Omit the pictures, please, and give each record below again exactly.

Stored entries

################

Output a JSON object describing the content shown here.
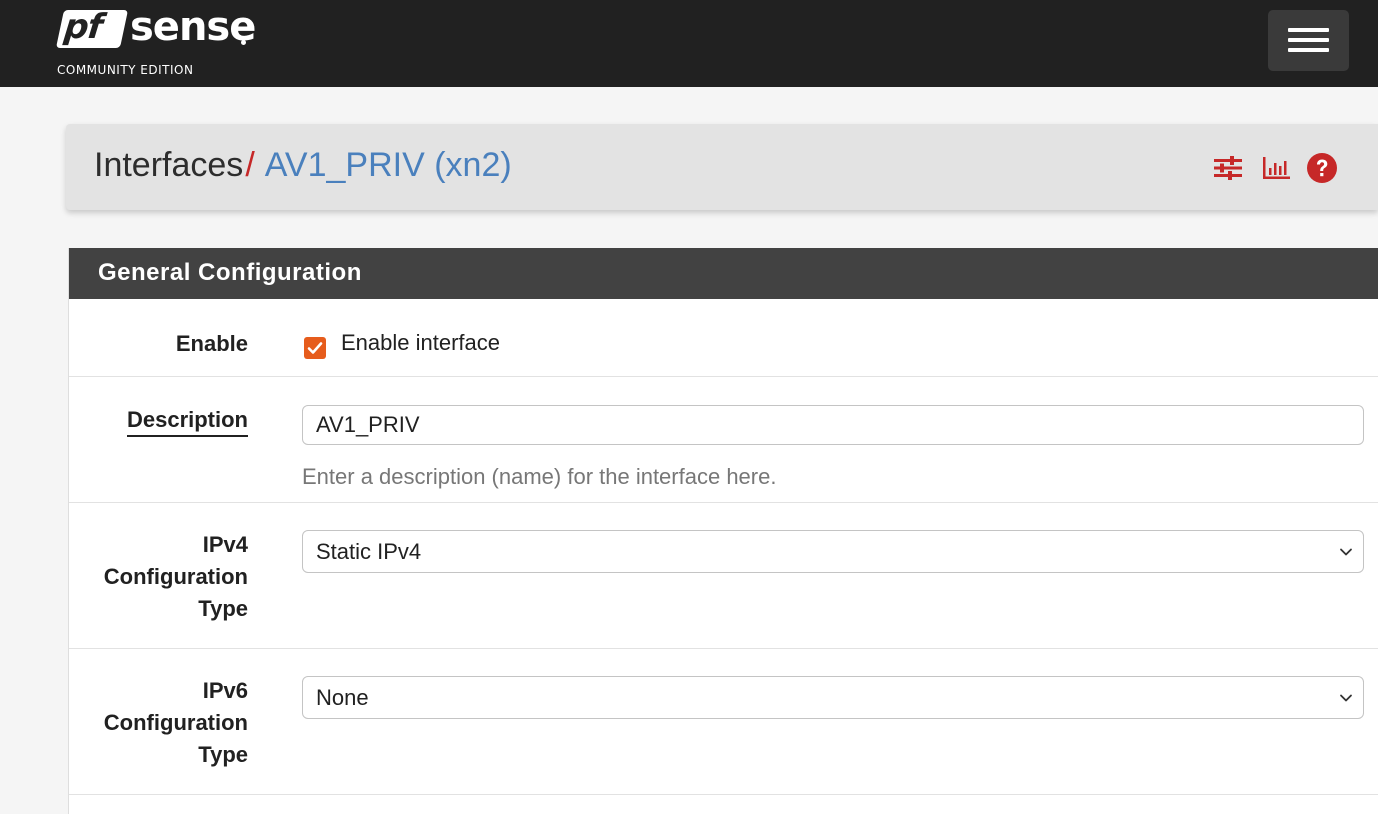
{
  "brand": {
    "logo_pf": "pf",
    "logo_name": "sense",
    "edition": "COMMUNITY EDITION"
  },
  "navbar": {
    "menu_icon": "hamburger-menu-icon"
  },
  "breadcrumb": {
    "parent": "Interfaces",
    "separator": "/",
    "current": "AV1_PRIV (xn2)",
    "icons": [
      "sliders-icon",
      "bar-chart-icon",
      "help-icon"
    ]
  },
  "panel": {
    "title": "General Configuration",
    "rows": {
      "enable": {
        "label": "Enable",
        "checkbox_label": "Enable interface",
        "checked": true
      },
      "description": {
        "label": "Description",
        "value": "AV1_PRIV",
        "help": "Enter a description (name) for the interface here."
      },
      "ipv4": {
        "label_line1": "IPv4",
        "label_line2": "Configuration",
        "label_line3": "Type",
        "selected": "Static IPv4"
      },
      "ipv6": {
        "label_line1": "IPv6",
        "label_line2": "Configuration",
        "label_line3": "Type",
        "selected": "None"
      }
    }
  },
  "colors": {
    "navbar_bg": "#212121",
    "accent_red": "#c62828",
    "link_blue": "#4a80bd",
    "checkbox_orange": "#e65c1c",
    "panel_heading_bg": "#424242"
  }
}
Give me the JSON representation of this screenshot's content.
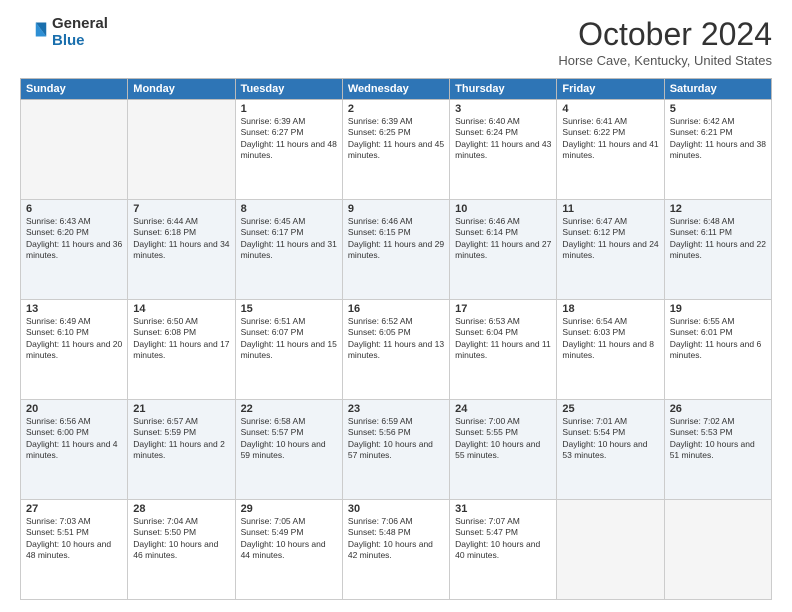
{
  "logo": {
    "general": "General",
    "blue": "Blue"
  },
  "title": "October 2024",
  "location": "Horse Cave, Kentucky, United States",
  "days_of_week": [
    "Sunday",
    "Monday",
    "Tuesday",
    "Wednesday",
    "Thursday",
    "Friday",
    "Saturday"
  ],
  "weeks": [
    [
      {
        "day": "",
        "empty": true
      },
      {
        "day": "",
        "empty": true
      },
      {
        "day": "1",
        "sunrise": "Sunrise: 6:39 AM",
        "sunset": "Sunset: 6:27 PM",
        "daylight": "Daylight: 11 hours and 48 minutes."
      },
      {
        "day": "2",
        "sunrise": "Sunrise: 6:39 AM",
        "sunset": "Sunset: 6:25 PM",
        "daylight": "Daylight: 11 hours and 45 minutes."
      },
      {
        "day": "3",
        "sunrise": "Sunrise: 6:40 AM",
        "sunset": "Sunset: 6:24 PM",
        "daylight": "Daylight: 11 hours and 43 minutes."
      },
      {
        "day": "4",
        "sunrise": "Sunrise: 6:41 AM",
        "sunset": "Sunset: 6:22 PM",
        "daylight": "Daylight: 11 hours and 41 minutes."
      },
      {
        "day": "5",
        "sunrise": "Sunrise: 6:42 AM",
        "sunset": "Sunset: 6:21 PM",
        "daylight": "Daylight: 11 hours and 38 minutes."
      }
    ],
    [
      {
        "day": "6",
        "sunrise": "Sunrise: 6:43 AM",
        "sunset": "Sunset: 6:20 PM",
        "daylight": "Daylight: 11 hours and 36 minutes."
      },
      {
        "day": "7",
        "sunrise": "Sunrise: 6:44 AM",
        "sunset": "Sunset: 6:18 PM",
        "daylight": "Daylight: 11 hours and 34 minutes."
      },
      {
        "day": "8",
        "sunrise": "Sunrise: 6:45 AM",
        "sunset": "Sunset: 6:17 PM",
        "daylight": "Daylight: 11 hours and 31 minutes."
      },
      {
        "day": "9",
        "sunrise": "Sunrise: 6:46 AM",
        "sunset": "Sunset: 6:15 PM",
        "daylight": "Daylight: 11 hours and 29 minutes."
      },
      {
        "day": "10",
        "sunrise": "Sunrise: 6:46 AM",
        "sunset": "Sunset: 6:14 PM",
        "daylight": "Daylight: 11 hours and 27 minutes."
      },
      {
        "day": "11",
        "sunrise": "Sunrise: 6:47 AM",
        "sunset": "Sunset: 6:12 PM",
        "daylight": "Daylight: 11 hours and 24 minutes."
      },
      {
        "day": "12",
        "sunrise": "Sunrise: 6:48 AM",
        "sunset": "Sunset: 6:11 PM",
        "daylight": "Daylight: 11 hours and 22 minutes."
      }
    ],
    [
      {
        "day": "13",
        "sunrise": "Sunrise: 6:49 AM",
        "sunset": "Sunset: 6:10 PM",
        "daylight": "Daylight: 11 hours and 20 minutes."
      },
      {
        "day": "14",
        "sunrise": "Sunrise: 6:50 AM",
        "sunset": "Sunset: 6:08 PM",
        "daylight": "Daylight: 11 hours and 17 minutes."
      },
      {
        "day": "15",
        "sunrise": "Sunrise: 6:51 AM",
        "sunset": "Sunset: 6:07 PM",
        "daylight": "Daylight: 11 hours and 15 minutes."
      },
      {
        "day": "16",
        "sunrise": "Sunrise: 6:52 AM",
        "sunset": "Sunset: 6:05 PM",
        "daylight": "Daylight: 11 hours and 13 minutes."
      },
      {
        "day": "17",
        "sunrise": "Sunrise: 6:53 AM",
        "sunset": "Sunset: 6:04 PM",
        "daylight": "Daylight: 11 hours and 11 minutes."
      },
      {
        "day": "18",
        "sunrise": "Sunrise: 6:54 AM",
        "sunset": "Sunset: 6:03 PM",
        "daylight": "Daylight: 11 hours and 8 minutes."
      },
      {
        "day": "19",
        "sunrise": "Sunrise: 6:55 AM",
        "sunset": "Sunset: 6:01 PM",
        "daylight": "Daylight: 11 hours and 6 minutes."
      }
    ],
    [
      {
        "day": "20",
        "sunrise": "Sunrise: 6:56 AM",
        "sunset": "Sunset: 6:00 PM",
        "daylight": "Daylight: 11 hours and 4 minutes."
      },
      {
        "day": "21",
        "sunrise": "Sunrise: 6:57 AM",
        "sunset": "Sunset: 5:59 PM",
        "daylight": "Daylight: 11 hours and 2 minutes."
      },
      {
        "day": "22",
        "sunrise": "Sunrise: 6:58 AM",
        "sunset": "Sunset: 5:57 PM",
        "daylight": "Daylight: 10 hours and 59 minutes."
      },
      {
        "day": "23",
        "sunrise": "Sunrise: 6:59 AM",
        "sunset": "Sunset: 5:56 PM",
        "daylight": "Daylight: 10 hours and 57 minutes."
      },
      {
        "day": "24",
        "sunrise": "Sunrise: 7:00 AM",
        "sunset": "Sunset: 5:55 PM",
        "daylight": "Daylight: 10 hours and 55 minutes."
      },
      {
        "day": "25",
        "sunrise": "Sunrise: 7:01 AM",
        "sunset": "Sunset: 5:54 PM",
        "daylight": "Daylight: 10 hours and 53 minutes."
      },
      {
        "day": "26",
        "sunrise": "Sunrise: 7:02 AM",
        "sunset": "Sunset: 5:53 PM",
        "daylight": "Daylight: 10 hours and 51 minutes."
      }
    ],
    [
      {
        "day": "27",
        "sunrise": "Sunrise: 7:03 AM",
        "sunset": "Sunset: 5:51 PM",
        "daylight": "Daylight: 10 hours and 48 minutes."
      },
      {
        "day": "28",
        "sunrise": "Sunrise: 7:04 AM",
        "sunset": "Sunset: 5:50 PM",
        "daylight": "Daylight: 10 hours and 46 minutes."
      },
      {
        "day": "29",
        "sunrise": "Sunrise: 7:05 AM",
        "sunset": "Sunset: 5:49 PM",
        "daylight": "Daylight: 10 hours and 44 minutes."
      },
      {
        "day": "30",
        "sunrise": "Sunrise: 7:06 AM",
        "sunset": "Sunset: 5:48 PM",
        "daylight": "Daylight: 10 hours and 42 minutes."
      },
      {
        "day": "31",
        "sunrise": "Sunrise: 7:07 AM",
        "sunset": "Sunset: 5:47 PM",
        "daylight": "Daylight: 10 hours and 40 minutes."
      },
      {
        "day": "",
        "empty": true
      },
      {
        "day": "",
        "empty": true
      }
    ]
  ]
}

################

* Completed task *
Output a JSON object describing the content shown here.
{
  "brand": {
    "logo_pf": "pf",
    "logo_name": "sense",
    "edition": "COMMUNITY EDITION"
  },
  "navbar": {
    "menu_icon": "hamburger-menu-icon"
  },
  "breadcrumb": {
    "parent": "Interfaces",
    "separator": "/",
    "current": "AV1_PRIV (xn2)",
    "icons": [
      "sliders-icon",
      "bar-chart-icon",
      "help-icon"
    ]
  },
  "panel": {
    "title": "General Configuration",
    "rows": {
      "enable": {
        "label": "Enable",
        "checkbox_label": "Enable interface",
        "checked": true
      },
      "description": {
        "label": "Description",
        "value": "AV1_PRIV",
        "help": "Enter a description (name) for the interface here."
      },
      "ipv4": {
        "label_line1": "IPv4",
        "label_line2": "Configuration",
        "label_line3": "Type",
        "selected": "Static IPv4"
      },
      "ipv6": {
        "label_line1": "IPv6",
        "label_line2": "Configuration",
        "label_line3": "Type",
        "selected": "None"
      }
    }
  },
  "colors": {
    "navbar_bg": "#212121",
    "accent_red": "#c62828",
    "link_blue": "#4a80bd",
    "checkbox_orange": "#e65c1c",
    "panel_heading_bg": "#424242"
  }
}
Give me the JSON representation of this screenshot's content.
{
  "logo": {
    "general": "General",
    "blue": "Blue"
  },
  "title": "October 2024",
  "location": "Horse Cave, Kentucky, United States",
  "days_of_week": [
    "Sunday",
    "Monday",
    "Tuesday",
    "Wednesday",
    "Thursday",
    "Friday",
    "Saturday"
  ],
  "weeks": [
    [
      {
        "day": "",
        "empty": true
      },
      {
        "day": "",
        "empty": true
      },
      {
        "day": "1",
        "sunrise": "Sunrise: 6:39 AM",
        "sunset": "Sunset: 6:27 PM",
        "daylight": "Daylight: 11 hours and 48 minutes."
      },
      {
        "day": "2",
        "sunrise": "Sunrise: 6:39 AM",
        "sunset": "Sunset: 6:25 PM",
        "daylight": "Daylight: 11 hours and 45 minutes."
      },
      {
        "day": "3",
        "sunrise": "Sunrise: 6:40 AM",
        "sunset": "Sunset: 6:24 PM",
        "daylight": "Daylight: 11 hours and 43 minutes."
      },
      {
        "day": "4",
        "sunrise": "Sunrise: 6:41 AM",
        "sunset": "Sunset: 6:22 PM",
        "daylight": "Daylight: 11 hours and 41 minutes."
      },
      {
        "day": "5",
        "sunrise": "Sunrise: 6:42 AM",
        "sunset": "Sunset: 6:21 PM",
        "daylight": "Daylight: 11 hours and 38 minutes."
      }
    ],
    [
      {
        "day": "6",
        "sunrise": "Sunrise: 6:43 AM",
        "sunset": "Sunset: 6:20 PM",
        "daylight": "Daylight: 11 hours and 36 minutes."
      },
      {
        "day": "7",
        "sunrise": "Sunrise: 6:44 AM",
        "sunset": "Sunset: 6:18 PM",
        "daylight": "Daylight: 11 hours and 34 minutes."
      },
      {
        "day": "8",
        "sunrise": "Sunrise: 6:45 AM",
        "sunset": "Sunset: 6:17 PM",
        "daylight": "Daylight: 11 hours and 31 minutes."
      },
      {
        "day": "9",
        "sunrise": "Sunrise: 6:46 AM",
        "sunset": "Sunset: 6:15 PM",
        "daylight": "Daylight: 11 hours and 29 minutes."
      },
      {
        "day": "10",
        "sunrise": "Sunrise: 6:46 AM",
        "sunset": "Sunset: 6:14 PM",
        "daylight": "Daylight: 11 hours and 27 minutes."
      },
      {
        "day": "11",
        "sunrise": "Sunrise: 6:47 AM",
        "sunset": "Sunset: 6:12 PM",
        "daylight": "Daylight: 11 hours and 24 minutes."
      },
      {
        "day": "12",
        "sunrise": "Sunrise: 6:48 AM",
        "sunset": "Sunset: 6:11 PM",
        "daylight": "Daylight: 11 hours and 22 minutes."
      }
    ],
    [
      {
        "day": "13",
        "sunrise": "Sunrise: 6:49 AM",
        "sunset": "Sunset: 6:10 PM",
        "daylight": "Daylight: 11 hours and 20 minutes."
      },
      {
        "day": "14",
        "sunrise": "Sunrise: 6:50 AM",
        "sunset": "Sunset: 6:08 PM",
        "daylight": "Daylight: 11 hours and 17 minutes."
      },
      {
        "day": "15",
        "sunrise": "Sunrise: 6:51 AM",
        "sunset": "Sunset: 6:07 PM",
        "daylight": "Daylight: 11 hours and 15 minutes."
      },
      {
        "day": "16",
        "sunrise": "Sunrise: 6:52 AM",
        "sunset": "Sunset: 6:05 PM",
        "daylight": "Daylight: 11 hours and 13 minutes."
      },
      {
        "day": "17",
        "sunrise": "Sunrise: 6:53 AM",
        "sunset": "Sunset: 6:04 PM",
        "daylight": "Daylight: 11 hours and 11 minutes."
      },
      {
        "day": "18",
        "sunrise": "Sunrise: 6:54 AM",
        "sunset": "Sunset: 6:03 PM",
        "daylight": "Daylight: 11 hours and 8 minutes."
      },
      {
        "day": "19",
        "sunrise": "Sunrise: 6:55 AM",
        "sunset": "Sunset: 6:01 PM",
        "daylight": "Daylight: 11 hours and 6 minutes."
      }
    ],
    [
      {
        "day": "20",
        "sunrise": "Sunrise: 6:56 AM",
        "sunset": "Sunset: 6:00 PM",
        "daylight": "Daylight: 11 hours and 4 minutes."
      },
      {
        "day": "21",
        "sunrise": "Sunrise: 6:57 AM",
        "sunset": "Sunset: 5:59 PM",
        "daylight": "Daylight: 11 hours and 2 minutes."
      },
      {
        "day": "22",
        "sunrise": "Sunrise: 6:58 AM",
        "sunset": "Sunset: 5:57 PM",
        "daylight": "Daylight: 10 hours and 59 minutes."
      },
      {
        "day": "23",
        "sunrise": "Sunrise: 6:59 AM",
        "sunset": "Sunset: 5:56 PM",
        "daylight": "Daylight: 10 hours and 57 minutes."
      },
      {
        "day": "24",
        "sunrise": "Sunrise: 7:00 AM",
        "sunset": "Sunset: 5:55 PM",
        "daylight": "Daylight: 10 hours and 55 minutes."
      },
      {
        "day": "25",
        "sunrise": "Sunrise: 7:01 AM",
        "sunset": "Sunset: 5:54 PM",
        "daylight": "Daylight: 10 hours and 53 minutes."
      },
      {
        "day": "26",
        "sunrise": "Sunrise: 7:02 AM",
        "sunset": "Sunset: 5:53 PM",
        "daylight": "Daylight: 10 hours and 51 minutes."
      }
    ],
    [
      {
        "day": "27",
        "sunrise": "Sunrise: 7:03 AM",
        "sunset": "Sunset: 5:51 PM",
        "daylight": "Daylight: 10 hours and 48 minutes."
      },
      {
        "day": "28",
        "sunrise": "Sunrise: 7:04 AM",
        "sunset": "Sunset: 5:50 PM",
        "daylight": "Daylight: 10 hours and 46 minutes."
      },
      {
        "day": "29",
        "sunrise": "Sunrise: 7:05 AM",
        "sunset": "Sunset: 5:49 PM",
        "daylight": "Daylight: 10 hours and 44 minutes."
      },
      {
        "day": "30",
        "sunrise": "Sunrise: 7:06 AM",
        "sunset": "Sunset: 5:48 PM",
        "daylight": "Daylight: 10 hours and 42 minutes."
      },
      {
        "day": "31",
        "sunrise": "Sunrise: 7:07 AM",
        "sunset": "Sunset: 5:47 PM",
        "daylight": "Daylight: 10 hours and 40 minutes."
      },
      {
        "day": "",
        "empty": true
      },
      {
        "day": "",
        "empty": true
      }
    ]
  ]
}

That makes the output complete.